What the exercise asks: Collect every line in the records below that contains the word "Water".

Dataset excerpts:
● ● ● ● ● ● ●

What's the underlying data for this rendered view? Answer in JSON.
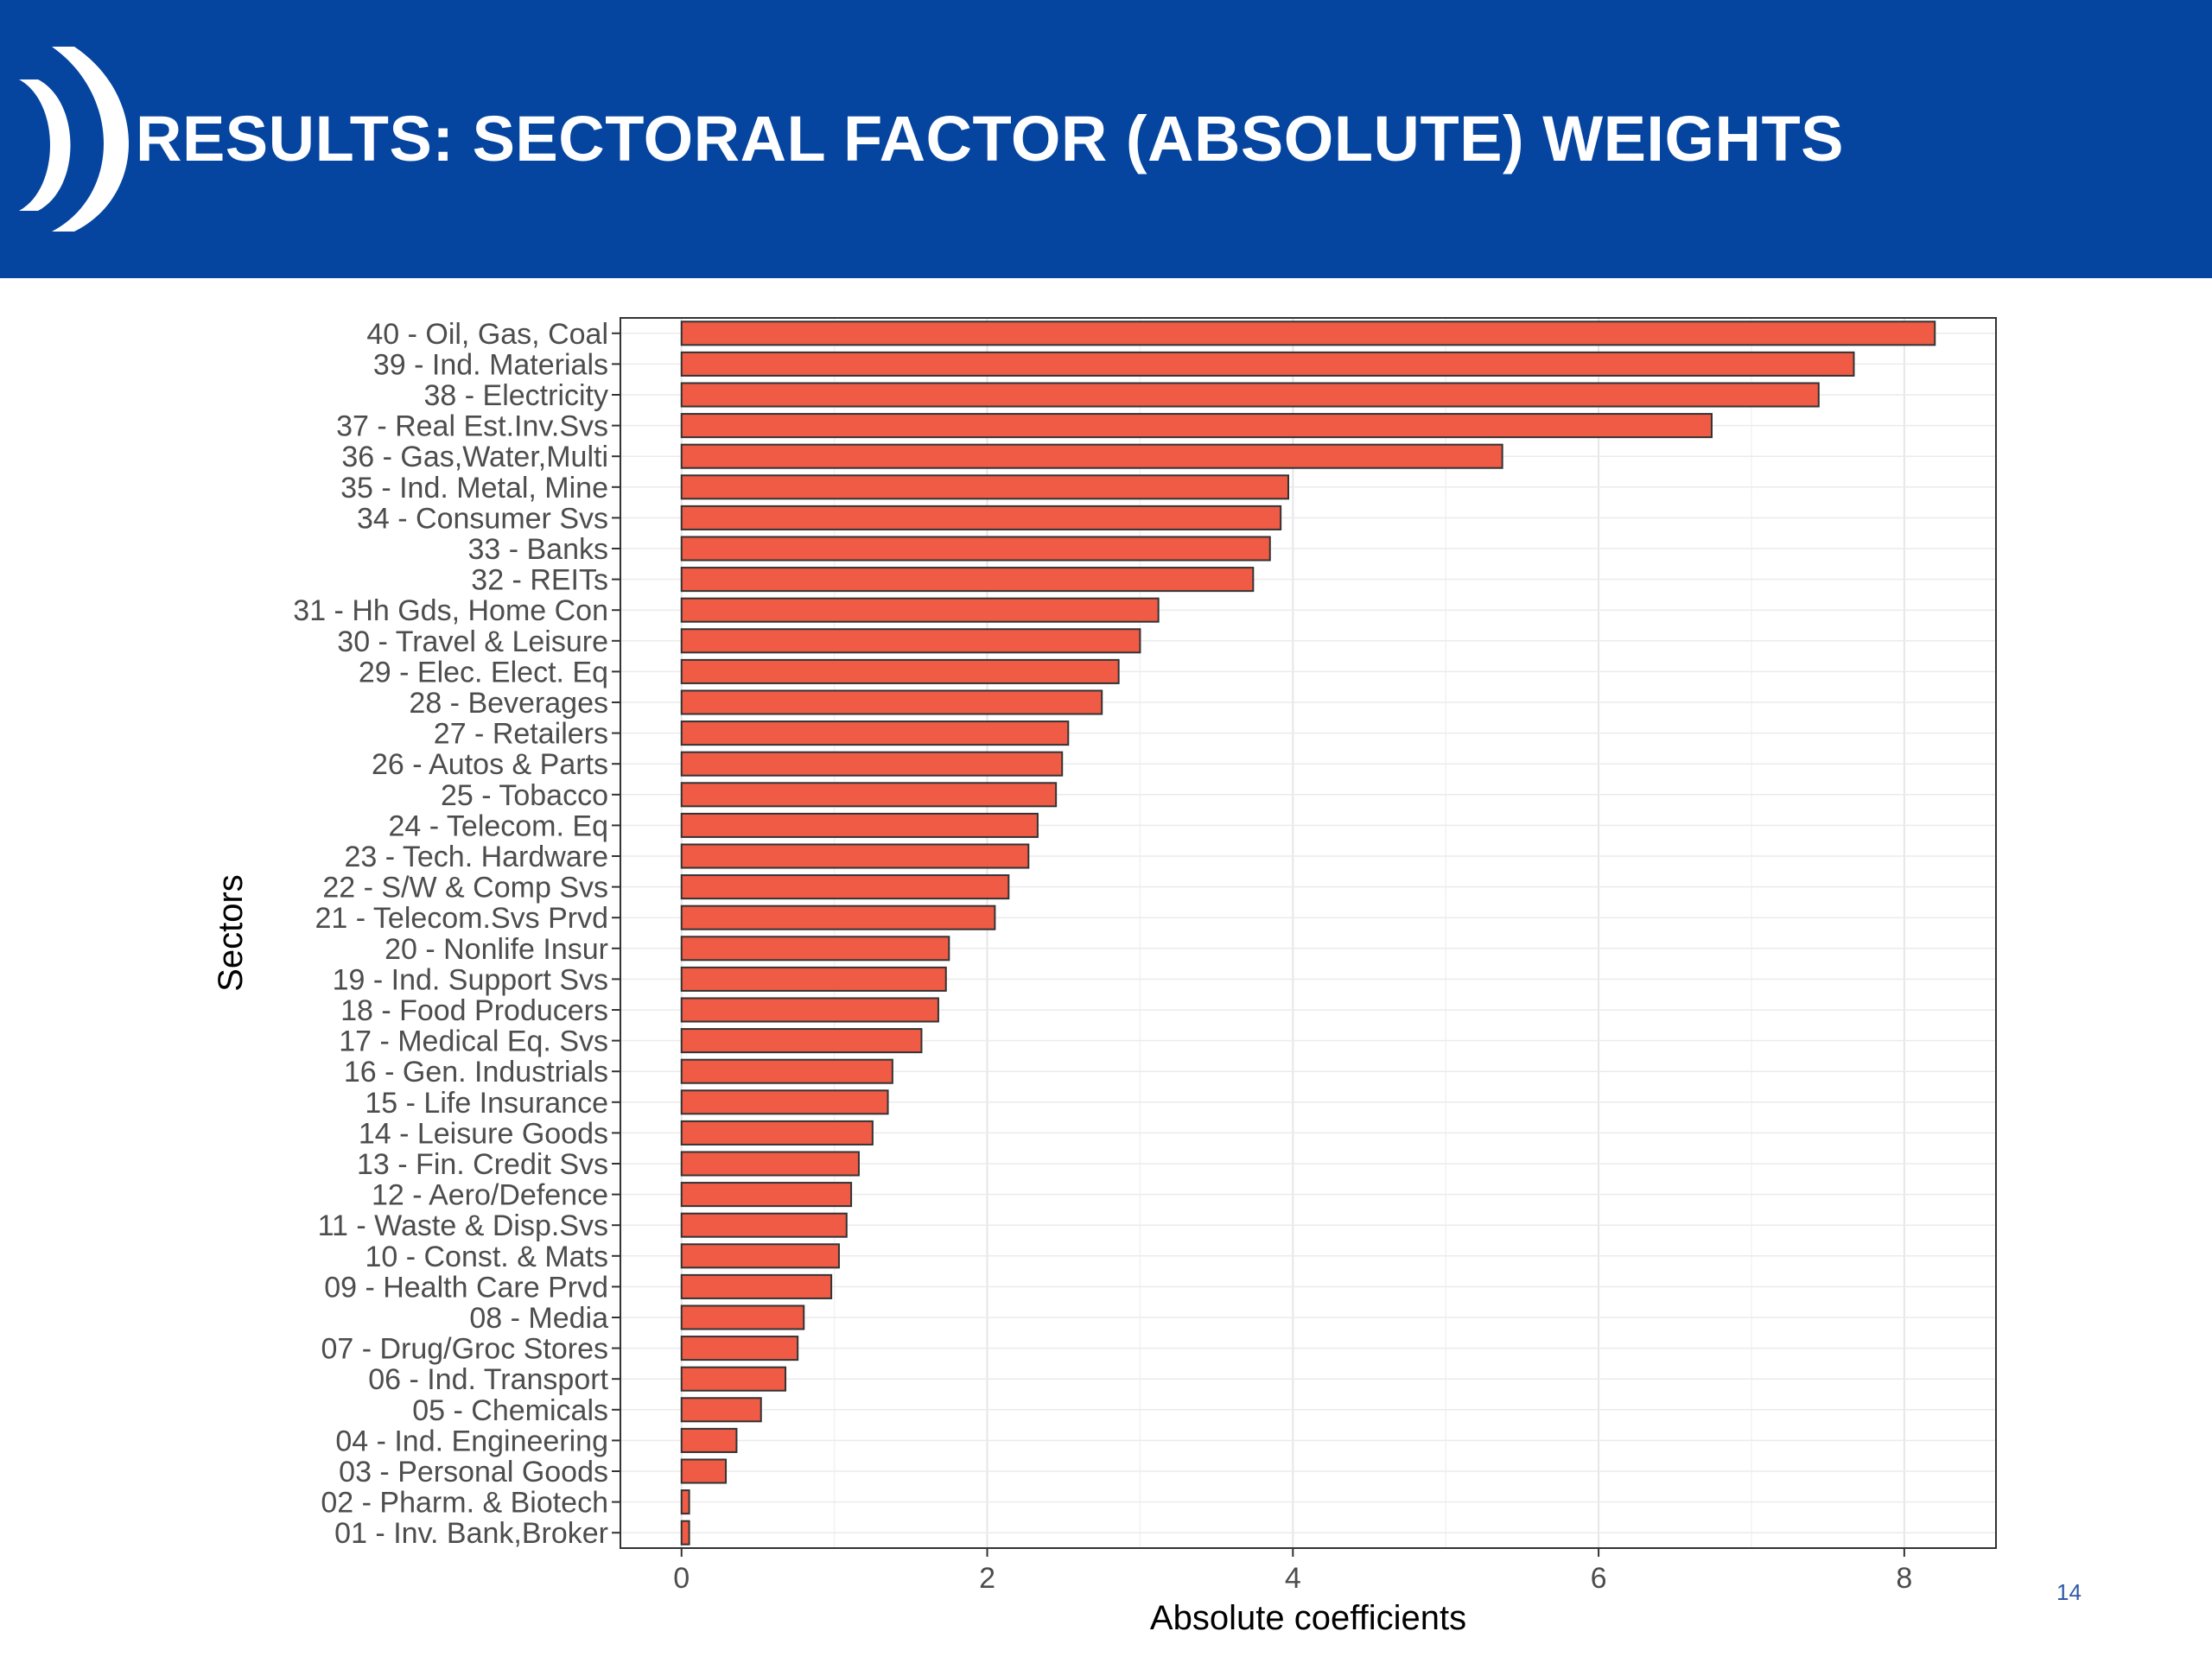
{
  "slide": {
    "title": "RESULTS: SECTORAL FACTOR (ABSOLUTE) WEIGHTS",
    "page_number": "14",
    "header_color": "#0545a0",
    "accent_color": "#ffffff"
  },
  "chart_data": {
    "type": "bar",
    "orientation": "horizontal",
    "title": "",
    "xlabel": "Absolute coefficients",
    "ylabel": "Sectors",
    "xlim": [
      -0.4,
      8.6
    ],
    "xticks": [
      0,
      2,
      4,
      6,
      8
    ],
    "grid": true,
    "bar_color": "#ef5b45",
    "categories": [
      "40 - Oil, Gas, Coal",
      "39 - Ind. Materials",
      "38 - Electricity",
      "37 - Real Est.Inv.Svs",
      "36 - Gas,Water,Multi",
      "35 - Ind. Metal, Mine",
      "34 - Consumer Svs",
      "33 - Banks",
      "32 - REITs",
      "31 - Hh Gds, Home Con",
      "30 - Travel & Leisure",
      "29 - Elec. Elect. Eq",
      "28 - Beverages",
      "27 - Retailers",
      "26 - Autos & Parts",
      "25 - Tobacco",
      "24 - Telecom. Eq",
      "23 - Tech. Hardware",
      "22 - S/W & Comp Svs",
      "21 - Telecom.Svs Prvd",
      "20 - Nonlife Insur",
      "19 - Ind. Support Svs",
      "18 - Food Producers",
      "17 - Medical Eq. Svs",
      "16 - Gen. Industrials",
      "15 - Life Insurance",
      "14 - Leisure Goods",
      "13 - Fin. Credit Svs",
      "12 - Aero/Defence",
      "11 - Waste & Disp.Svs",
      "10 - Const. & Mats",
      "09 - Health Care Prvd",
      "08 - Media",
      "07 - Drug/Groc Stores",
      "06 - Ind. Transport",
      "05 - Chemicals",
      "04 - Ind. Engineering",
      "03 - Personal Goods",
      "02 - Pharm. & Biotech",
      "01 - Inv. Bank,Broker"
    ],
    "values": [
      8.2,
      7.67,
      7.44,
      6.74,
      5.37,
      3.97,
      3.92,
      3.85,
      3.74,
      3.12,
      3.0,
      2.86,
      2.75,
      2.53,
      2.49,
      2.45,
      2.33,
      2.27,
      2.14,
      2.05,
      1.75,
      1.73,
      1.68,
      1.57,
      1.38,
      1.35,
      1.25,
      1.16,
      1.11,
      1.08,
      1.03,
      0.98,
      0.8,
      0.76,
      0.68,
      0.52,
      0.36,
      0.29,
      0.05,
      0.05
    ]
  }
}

● ● ● ● ● ● ●

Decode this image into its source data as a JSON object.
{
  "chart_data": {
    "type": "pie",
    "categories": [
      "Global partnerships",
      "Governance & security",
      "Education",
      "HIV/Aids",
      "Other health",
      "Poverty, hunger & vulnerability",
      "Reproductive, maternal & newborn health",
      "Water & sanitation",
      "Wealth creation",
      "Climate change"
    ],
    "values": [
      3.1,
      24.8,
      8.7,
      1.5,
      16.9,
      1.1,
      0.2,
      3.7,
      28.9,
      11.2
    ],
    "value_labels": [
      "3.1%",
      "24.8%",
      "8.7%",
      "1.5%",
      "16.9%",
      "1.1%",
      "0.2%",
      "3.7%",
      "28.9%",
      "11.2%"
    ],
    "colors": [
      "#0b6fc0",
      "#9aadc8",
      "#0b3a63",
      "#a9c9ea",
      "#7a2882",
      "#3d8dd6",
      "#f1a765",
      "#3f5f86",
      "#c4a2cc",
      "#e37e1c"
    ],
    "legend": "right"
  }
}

● ● ● ● ● ● ●

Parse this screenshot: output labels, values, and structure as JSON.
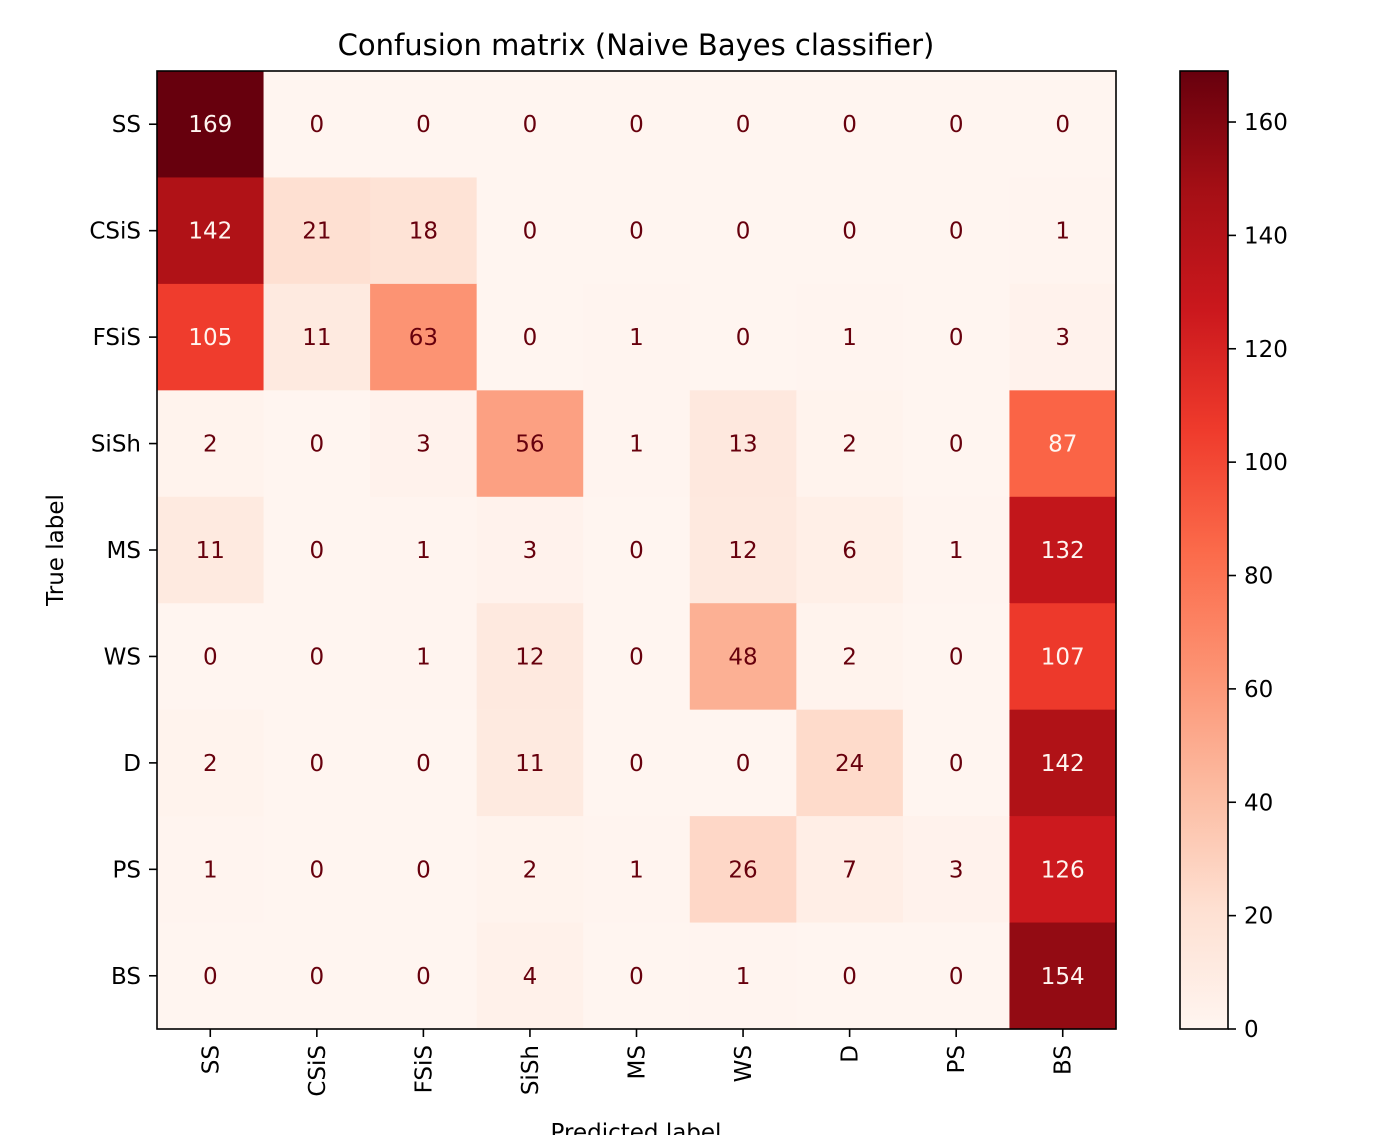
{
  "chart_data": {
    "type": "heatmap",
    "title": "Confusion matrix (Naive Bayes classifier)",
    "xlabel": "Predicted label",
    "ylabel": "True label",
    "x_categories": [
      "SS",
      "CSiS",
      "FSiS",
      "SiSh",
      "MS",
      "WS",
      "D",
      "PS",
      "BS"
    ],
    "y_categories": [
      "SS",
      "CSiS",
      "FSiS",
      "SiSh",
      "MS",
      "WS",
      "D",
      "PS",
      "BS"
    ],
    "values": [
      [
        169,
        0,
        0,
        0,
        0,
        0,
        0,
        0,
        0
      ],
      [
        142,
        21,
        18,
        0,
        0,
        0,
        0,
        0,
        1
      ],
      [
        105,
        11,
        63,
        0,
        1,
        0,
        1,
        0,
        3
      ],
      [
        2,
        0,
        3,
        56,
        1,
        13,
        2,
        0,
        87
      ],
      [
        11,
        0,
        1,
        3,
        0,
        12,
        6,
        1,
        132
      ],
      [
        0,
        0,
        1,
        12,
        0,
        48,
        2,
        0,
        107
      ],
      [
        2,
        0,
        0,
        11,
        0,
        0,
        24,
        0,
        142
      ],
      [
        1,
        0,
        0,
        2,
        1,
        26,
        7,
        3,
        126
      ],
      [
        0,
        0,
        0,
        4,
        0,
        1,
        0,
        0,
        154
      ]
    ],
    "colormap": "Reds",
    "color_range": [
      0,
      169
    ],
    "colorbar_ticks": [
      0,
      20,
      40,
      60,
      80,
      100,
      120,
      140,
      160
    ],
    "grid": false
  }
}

● ● ● ● ● ● ●

Answer to the problem:
      "36 - Gas,Water,Multi",
      "Water & sanitation",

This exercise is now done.